Exercise details ::
Find the number of lines in these records where the word "this" appears. Reply with that number and nothing more.
— START The data —
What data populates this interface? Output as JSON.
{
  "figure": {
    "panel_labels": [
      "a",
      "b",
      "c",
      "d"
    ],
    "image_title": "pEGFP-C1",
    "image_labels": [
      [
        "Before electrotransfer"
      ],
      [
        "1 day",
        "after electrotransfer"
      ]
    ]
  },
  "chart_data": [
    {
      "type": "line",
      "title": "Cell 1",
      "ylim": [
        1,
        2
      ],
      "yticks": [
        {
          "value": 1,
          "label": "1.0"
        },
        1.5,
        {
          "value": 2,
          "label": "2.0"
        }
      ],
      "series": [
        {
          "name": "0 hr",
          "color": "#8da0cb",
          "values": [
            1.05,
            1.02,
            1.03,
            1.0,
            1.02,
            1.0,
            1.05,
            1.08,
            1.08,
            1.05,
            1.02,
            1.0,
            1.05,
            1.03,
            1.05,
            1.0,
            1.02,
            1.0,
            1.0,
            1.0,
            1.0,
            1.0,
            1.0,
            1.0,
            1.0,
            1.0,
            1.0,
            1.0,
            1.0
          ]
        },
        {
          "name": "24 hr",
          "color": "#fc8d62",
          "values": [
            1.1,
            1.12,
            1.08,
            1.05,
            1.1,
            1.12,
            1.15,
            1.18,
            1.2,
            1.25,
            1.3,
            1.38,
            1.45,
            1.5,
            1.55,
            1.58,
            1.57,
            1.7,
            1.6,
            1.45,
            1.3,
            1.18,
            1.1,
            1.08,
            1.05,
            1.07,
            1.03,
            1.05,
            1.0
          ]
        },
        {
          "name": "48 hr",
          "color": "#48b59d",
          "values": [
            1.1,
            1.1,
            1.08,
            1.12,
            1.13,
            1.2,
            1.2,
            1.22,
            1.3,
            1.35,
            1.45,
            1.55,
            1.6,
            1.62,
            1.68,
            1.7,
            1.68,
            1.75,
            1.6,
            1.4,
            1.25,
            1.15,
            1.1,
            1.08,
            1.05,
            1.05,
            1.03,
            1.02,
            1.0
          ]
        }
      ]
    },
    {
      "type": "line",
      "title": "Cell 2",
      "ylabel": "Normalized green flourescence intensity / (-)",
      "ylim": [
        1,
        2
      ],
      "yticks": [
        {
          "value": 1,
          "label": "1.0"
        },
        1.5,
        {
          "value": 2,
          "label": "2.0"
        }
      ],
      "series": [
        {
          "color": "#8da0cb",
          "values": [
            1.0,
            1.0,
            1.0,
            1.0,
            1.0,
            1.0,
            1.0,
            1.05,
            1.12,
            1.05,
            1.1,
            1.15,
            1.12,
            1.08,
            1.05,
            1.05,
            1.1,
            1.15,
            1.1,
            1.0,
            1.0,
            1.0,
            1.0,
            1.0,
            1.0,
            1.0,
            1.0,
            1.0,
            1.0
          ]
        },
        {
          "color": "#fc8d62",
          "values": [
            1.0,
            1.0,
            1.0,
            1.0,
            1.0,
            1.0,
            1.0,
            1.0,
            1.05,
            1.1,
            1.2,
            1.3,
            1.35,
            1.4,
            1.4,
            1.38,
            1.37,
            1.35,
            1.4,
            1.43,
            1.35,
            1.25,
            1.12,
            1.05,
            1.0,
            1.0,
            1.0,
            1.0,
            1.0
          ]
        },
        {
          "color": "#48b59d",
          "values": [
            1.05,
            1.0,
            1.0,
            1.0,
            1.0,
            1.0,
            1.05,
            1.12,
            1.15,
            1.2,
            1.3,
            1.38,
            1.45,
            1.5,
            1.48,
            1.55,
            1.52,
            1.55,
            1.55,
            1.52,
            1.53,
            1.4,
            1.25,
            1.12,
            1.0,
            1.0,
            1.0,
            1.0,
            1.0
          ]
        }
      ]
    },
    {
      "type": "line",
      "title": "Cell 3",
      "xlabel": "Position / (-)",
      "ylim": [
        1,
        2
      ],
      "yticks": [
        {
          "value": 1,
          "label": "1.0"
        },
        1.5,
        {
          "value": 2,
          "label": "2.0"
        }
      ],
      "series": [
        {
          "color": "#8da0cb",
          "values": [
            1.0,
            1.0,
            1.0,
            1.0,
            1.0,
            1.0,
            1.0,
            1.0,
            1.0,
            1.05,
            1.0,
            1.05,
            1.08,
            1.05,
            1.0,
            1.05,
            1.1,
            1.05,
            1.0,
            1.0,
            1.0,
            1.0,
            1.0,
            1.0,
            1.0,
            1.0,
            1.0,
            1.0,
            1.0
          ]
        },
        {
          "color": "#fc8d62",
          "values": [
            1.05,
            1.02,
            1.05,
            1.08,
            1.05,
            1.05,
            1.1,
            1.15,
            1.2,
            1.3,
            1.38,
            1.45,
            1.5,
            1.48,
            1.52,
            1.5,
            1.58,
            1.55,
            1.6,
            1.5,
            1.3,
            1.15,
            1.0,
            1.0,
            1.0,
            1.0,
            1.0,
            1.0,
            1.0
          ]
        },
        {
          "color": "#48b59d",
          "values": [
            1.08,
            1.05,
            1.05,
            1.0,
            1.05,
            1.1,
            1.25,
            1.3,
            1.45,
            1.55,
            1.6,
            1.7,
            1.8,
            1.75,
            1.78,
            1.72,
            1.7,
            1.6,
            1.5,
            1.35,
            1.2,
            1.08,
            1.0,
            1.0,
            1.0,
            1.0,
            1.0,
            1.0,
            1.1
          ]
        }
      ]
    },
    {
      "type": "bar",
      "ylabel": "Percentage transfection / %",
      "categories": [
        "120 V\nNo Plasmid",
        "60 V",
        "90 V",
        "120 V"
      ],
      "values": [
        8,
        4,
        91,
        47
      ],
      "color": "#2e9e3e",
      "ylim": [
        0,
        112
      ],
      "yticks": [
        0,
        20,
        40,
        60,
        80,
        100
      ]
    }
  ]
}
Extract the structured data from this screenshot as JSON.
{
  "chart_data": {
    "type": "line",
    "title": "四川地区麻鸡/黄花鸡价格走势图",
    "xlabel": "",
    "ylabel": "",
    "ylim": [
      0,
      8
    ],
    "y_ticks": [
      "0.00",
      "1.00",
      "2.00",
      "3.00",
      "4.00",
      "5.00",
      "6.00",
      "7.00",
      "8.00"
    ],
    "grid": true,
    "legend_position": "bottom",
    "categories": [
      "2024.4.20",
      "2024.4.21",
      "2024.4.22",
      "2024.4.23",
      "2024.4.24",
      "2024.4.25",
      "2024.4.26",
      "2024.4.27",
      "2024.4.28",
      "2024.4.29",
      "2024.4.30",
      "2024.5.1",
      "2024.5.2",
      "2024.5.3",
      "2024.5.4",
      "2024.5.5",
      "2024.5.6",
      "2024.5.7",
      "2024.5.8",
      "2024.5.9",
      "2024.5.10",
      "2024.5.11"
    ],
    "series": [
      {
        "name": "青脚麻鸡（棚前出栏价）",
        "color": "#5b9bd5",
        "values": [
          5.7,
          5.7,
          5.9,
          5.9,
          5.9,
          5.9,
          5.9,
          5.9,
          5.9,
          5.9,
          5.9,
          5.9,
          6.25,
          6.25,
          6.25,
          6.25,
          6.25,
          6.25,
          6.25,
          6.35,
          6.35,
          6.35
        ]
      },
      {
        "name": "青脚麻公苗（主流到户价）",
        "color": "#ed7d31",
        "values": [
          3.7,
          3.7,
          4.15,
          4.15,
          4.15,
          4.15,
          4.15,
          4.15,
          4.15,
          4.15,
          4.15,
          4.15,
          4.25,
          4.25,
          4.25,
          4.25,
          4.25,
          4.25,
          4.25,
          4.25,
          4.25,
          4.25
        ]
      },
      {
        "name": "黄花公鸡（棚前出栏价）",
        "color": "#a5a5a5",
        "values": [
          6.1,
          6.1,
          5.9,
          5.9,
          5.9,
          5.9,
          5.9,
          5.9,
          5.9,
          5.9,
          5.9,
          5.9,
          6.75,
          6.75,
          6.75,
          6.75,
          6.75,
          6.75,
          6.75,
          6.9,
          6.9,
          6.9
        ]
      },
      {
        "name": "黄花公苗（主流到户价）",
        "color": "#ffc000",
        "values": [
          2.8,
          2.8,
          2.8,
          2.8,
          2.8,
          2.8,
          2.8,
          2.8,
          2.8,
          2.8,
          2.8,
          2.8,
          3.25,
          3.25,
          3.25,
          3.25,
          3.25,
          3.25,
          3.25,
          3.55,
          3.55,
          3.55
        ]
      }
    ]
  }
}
— END The data —
The reply ::
2